== DATA LISTING

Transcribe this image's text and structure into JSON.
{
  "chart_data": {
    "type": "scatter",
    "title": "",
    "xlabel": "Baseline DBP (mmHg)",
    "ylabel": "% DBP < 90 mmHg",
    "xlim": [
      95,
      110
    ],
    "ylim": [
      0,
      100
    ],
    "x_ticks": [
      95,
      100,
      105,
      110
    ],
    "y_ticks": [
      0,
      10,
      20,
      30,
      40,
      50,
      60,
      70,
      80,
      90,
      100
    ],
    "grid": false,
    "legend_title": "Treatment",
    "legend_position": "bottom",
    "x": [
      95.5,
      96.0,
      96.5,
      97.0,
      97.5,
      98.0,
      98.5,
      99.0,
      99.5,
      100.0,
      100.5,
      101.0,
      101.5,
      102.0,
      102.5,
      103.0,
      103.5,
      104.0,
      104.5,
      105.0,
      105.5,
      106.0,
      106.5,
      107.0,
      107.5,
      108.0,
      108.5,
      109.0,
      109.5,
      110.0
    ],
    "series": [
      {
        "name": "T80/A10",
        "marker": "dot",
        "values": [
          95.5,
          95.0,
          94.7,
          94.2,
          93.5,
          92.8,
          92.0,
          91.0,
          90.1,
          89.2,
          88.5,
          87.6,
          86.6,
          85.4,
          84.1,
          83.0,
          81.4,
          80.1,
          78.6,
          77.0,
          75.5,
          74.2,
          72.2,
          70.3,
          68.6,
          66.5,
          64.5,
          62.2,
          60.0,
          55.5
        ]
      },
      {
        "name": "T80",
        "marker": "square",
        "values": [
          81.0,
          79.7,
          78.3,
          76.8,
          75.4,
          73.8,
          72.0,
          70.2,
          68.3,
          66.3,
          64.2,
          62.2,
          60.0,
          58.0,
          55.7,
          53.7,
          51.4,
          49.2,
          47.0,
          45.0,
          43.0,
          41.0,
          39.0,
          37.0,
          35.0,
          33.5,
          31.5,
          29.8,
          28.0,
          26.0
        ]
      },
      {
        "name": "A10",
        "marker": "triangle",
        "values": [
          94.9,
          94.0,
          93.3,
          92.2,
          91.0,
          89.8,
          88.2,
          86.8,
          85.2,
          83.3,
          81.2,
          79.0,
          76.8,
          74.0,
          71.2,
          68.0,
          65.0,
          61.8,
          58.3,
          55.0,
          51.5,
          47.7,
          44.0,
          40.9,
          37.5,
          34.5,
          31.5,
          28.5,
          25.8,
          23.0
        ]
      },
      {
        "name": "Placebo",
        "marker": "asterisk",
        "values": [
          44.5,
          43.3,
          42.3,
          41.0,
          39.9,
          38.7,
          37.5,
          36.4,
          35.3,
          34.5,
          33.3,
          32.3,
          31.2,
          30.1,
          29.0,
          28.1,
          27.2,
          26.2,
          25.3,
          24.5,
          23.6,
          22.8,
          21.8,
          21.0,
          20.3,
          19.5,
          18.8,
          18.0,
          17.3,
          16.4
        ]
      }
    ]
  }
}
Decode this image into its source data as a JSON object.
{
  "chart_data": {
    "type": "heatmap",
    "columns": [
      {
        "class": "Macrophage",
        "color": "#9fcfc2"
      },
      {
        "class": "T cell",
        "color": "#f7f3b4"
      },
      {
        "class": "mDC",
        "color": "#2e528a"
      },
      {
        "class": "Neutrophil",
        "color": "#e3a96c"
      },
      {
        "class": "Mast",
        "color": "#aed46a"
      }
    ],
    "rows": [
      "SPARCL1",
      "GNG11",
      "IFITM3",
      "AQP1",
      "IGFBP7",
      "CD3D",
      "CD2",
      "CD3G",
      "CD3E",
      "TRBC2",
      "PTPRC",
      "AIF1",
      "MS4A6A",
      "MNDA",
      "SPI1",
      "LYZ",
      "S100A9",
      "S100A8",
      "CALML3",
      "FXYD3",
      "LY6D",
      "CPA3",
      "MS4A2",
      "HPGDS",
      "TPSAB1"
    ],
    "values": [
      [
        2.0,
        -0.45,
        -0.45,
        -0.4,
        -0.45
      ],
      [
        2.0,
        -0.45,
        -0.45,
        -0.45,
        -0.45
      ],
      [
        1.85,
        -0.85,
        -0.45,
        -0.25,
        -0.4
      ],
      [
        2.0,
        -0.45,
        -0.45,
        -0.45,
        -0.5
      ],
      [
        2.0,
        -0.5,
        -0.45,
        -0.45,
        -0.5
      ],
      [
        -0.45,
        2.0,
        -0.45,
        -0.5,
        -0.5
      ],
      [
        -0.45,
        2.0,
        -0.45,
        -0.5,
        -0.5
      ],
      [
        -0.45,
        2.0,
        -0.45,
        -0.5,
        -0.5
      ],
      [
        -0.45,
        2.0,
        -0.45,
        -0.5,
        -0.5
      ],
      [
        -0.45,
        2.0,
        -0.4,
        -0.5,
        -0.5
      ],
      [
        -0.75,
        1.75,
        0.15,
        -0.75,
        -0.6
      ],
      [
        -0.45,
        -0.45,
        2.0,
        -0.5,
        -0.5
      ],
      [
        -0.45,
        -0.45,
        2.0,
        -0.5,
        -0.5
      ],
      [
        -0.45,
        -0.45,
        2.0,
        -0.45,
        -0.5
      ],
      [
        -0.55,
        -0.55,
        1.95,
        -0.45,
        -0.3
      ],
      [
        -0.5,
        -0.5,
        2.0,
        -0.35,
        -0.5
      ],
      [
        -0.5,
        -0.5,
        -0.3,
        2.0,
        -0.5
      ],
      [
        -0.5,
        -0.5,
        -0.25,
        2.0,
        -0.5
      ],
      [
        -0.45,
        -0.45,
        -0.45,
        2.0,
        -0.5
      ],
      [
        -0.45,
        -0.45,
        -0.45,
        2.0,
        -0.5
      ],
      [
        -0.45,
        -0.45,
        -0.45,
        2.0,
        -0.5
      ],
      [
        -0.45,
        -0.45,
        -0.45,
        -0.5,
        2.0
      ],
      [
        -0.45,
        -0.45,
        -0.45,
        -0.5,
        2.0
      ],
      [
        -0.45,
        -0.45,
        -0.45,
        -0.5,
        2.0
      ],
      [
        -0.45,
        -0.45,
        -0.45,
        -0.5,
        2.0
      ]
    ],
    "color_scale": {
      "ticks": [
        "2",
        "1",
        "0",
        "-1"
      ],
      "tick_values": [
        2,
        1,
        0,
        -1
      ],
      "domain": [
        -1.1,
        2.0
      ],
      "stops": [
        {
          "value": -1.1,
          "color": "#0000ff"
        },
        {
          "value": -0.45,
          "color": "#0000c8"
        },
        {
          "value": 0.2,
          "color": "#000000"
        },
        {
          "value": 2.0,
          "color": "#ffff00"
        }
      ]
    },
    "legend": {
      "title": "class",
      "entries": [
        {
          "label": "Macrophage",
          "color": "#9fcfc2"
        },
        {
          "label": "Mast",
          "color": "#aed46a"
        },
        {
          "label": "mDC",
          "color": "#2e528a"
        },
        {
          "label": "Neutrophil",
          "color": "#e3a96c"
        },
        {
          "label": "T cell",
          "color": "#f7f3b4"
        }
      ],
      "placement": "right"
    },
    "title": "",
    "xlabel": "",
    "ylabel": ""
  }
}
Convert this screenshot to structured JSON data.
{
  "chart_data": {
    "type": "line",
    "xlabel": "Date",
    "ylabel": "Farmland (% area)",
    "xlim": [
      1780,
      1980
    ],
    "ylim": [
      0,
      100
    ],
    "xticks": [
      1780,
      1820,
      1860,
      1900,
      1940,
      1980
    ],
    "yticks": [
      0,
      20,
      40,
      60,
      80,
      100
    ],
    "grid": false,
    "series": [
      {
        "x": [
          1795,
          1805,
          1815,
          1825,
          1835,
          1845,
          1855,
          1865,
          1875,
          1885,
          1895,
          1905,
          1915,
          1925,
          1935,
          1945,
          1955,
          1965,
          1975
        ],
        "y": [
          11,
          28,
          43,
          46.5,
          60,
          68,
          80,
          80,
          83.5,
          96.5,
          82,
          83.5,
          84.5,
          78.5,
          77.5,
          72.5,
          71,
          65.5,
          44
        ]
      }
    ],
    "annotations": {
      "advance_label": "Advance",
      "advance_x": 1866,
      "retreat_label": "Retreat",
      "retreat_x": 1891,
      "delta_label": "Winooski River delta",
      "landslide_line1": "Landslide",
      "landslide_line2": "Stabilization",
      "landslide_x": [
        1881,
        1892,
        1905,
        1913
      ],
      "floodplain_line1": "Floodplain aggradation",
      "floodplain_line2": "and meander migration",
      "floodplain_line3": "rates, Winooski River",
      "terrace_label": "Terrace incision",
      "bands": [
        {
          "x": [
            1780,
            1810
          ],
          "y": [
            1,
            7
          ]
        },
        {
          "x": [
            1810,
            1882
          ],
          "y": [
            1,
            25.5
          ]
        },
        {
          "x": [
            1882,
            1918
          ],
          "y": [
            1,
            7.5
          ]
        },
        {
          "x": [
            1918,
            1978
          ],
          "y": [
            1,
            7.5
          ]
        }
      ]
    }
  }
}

====

(DESCRIPTION OF THE TASK): Filter the records down to the lines that contain the string "ylabel", and copy those lines.

(EXERCISE RESULT):
    "ylabel": "% DBP < 90 mmHg",
    "ylabel": ""
    "ylabel": "Farmland (% area)",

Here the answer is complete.